Stated goal
Wherever "земельных" appears in a line, list that line.

[Saved entries]
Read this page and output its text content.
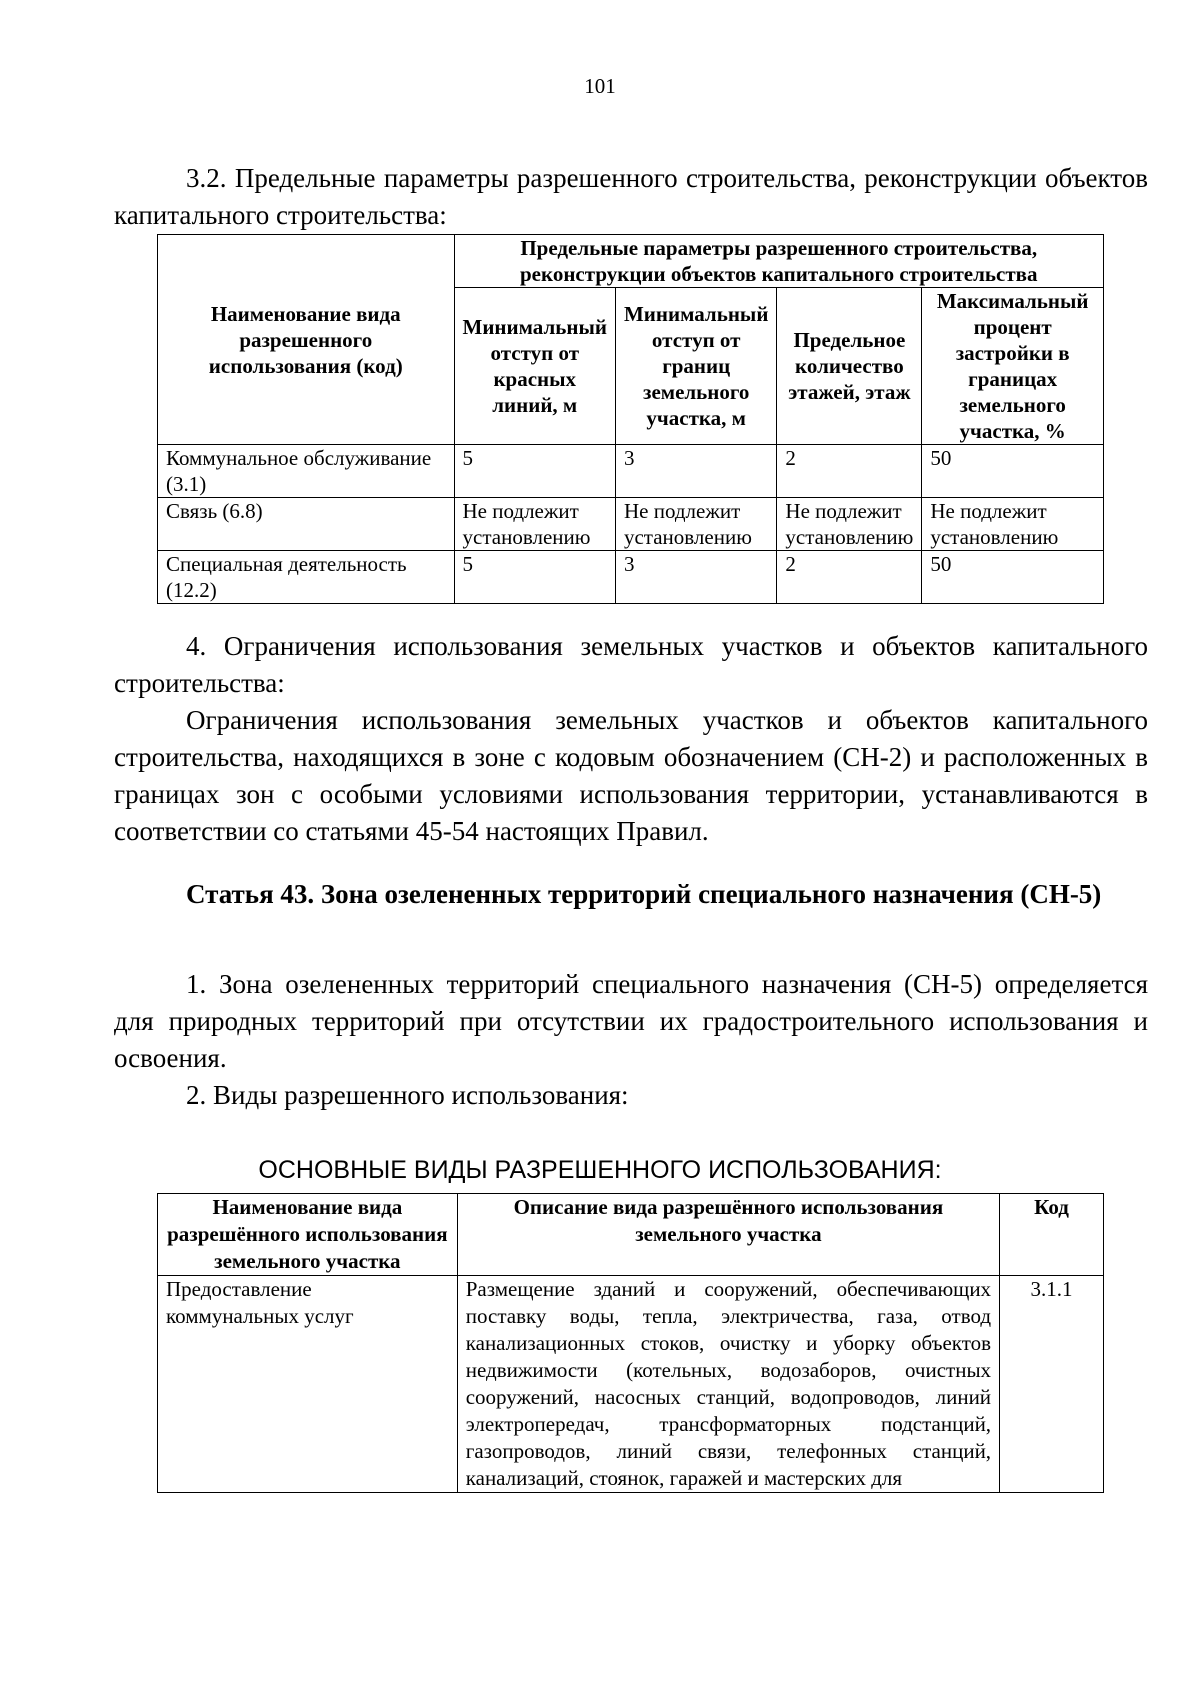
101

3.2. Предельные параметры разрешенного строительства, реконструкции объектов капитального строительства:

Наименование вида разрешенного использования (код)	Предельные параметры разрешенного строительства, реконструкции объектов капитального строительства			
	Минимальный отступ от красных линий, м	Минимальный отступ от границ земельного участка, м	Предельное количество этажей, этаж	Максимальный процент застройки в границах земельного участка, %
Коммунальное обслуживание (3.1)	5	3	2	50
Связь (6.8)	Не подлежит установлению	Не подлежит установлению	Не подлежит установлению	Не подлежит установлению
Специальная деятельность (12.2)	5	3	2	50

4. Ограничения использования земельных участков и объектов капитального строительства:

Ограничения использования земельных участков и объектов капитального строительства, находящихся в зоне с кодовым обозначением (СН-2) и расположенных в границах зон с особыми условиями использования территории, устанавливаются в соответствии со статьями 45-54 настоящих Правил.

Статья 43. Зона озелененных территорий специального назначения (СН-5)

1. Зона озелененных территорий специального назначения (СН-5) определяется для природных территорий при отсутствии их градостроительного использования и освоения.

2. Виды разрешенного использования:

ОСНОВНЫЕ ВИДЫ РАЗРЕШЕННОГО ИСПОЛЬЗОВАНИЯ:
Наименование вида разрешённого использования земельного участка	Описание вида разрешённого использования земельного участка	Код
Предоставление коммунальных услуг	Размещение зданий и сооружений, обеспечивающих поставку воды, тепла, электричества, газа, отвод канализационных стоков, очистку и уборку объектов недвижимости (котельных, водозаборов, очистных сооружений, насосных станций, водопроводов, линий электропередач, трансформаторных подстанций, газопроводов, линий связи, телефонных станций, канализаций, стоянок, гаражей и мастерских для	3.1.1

Answer below
4. Ограничения использования земельных участков и объектов капитального строительства:
Ограничения использования земельных участков и объектов капитального строительства, находящихся в зоне с кодовым обозначением (СН-2) и расположенных в границах зон с особыми условиями использования территории, устанавливаются в соответствии со статьями 45-54 настоящих Правил.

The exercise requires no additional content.